ASSIGNED TASK. Go through the data below and transcribe it exactly. Omit the images.

[Entries from a visual dataset]

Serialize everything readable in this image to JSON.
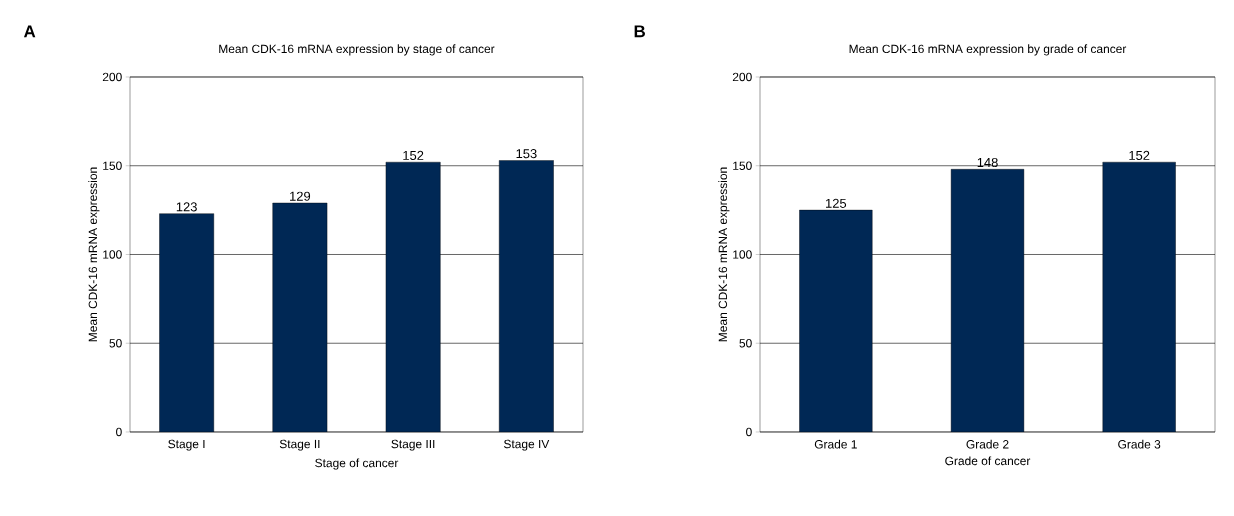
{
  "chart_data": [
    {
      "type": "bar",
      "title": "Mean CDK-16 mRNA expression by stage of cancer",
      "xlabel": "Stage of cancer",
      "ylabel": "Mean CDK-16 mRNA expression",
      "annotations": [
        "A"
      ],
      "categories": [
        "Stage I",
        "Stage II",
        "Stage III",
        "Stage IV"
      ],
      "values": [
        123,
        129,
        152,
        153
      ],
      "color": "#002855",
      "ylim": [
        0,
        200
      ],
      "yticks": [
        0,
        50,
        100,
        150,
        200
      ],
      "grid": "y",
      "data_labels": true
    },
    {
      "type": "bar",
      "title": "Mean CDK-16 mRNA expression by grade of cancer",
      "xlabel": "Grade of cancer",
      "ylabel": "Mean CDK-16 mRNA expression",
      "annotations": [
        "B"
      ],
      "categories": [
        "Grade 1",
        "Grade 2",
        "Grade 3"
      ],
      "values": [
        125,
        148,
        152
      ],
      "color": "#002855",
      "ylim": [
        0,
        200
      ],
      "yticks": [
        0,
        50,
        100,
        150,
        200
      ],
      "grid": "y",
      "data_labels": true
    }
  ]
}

SOLUTION FOR THIS TASK.
Serialize everything readable in this image to JSON.
{
  "chart_data": [
    {
      "type": "bar",
      "title": "Mean CDK-16 mRNA expression by stage of cancer",
      "xlabel": "Stage of cancer",
      "ylabel": "Mean CDK-16 mRNA expression",
      "annotations": [
        "A"
      ],
      "categories": [
        "Stage I",
        "Stage II",
        "Stage III",
        "Stage IV"
      ],
      "values": [
        123,
        129,
        152,
        153
      ],
      "color": "#002855",
      "ylim": [
        0,
        200
      ],
      "yticks": [
        0,
        50,
        100,
        150,
        200
      ],
      "grid": "y",
      "data_labels": true
    },
    {
      "type": "bar",
      "title": "Mean CDK-16 mRNA expression by grade of cancer",
      "xlabel": "Grade of cancer",
      "ylabel": "Mean CDK-16 mRNA expression",
      "annotations": [
        "B"
      ],
      "categories": [
        "Grade 1",
        "Grade 2",
        "Grade 3"
      ],
      "values": [
        125,
        148,
        152
      ],
      "color": "#002855",
      "ylim": [
        0,
        200
      ],
      "yticks": [
        0,
        50,
        100,
        150,
        200
      ],
      "grid": "y",
      "data_labels": true
    }
  ]
}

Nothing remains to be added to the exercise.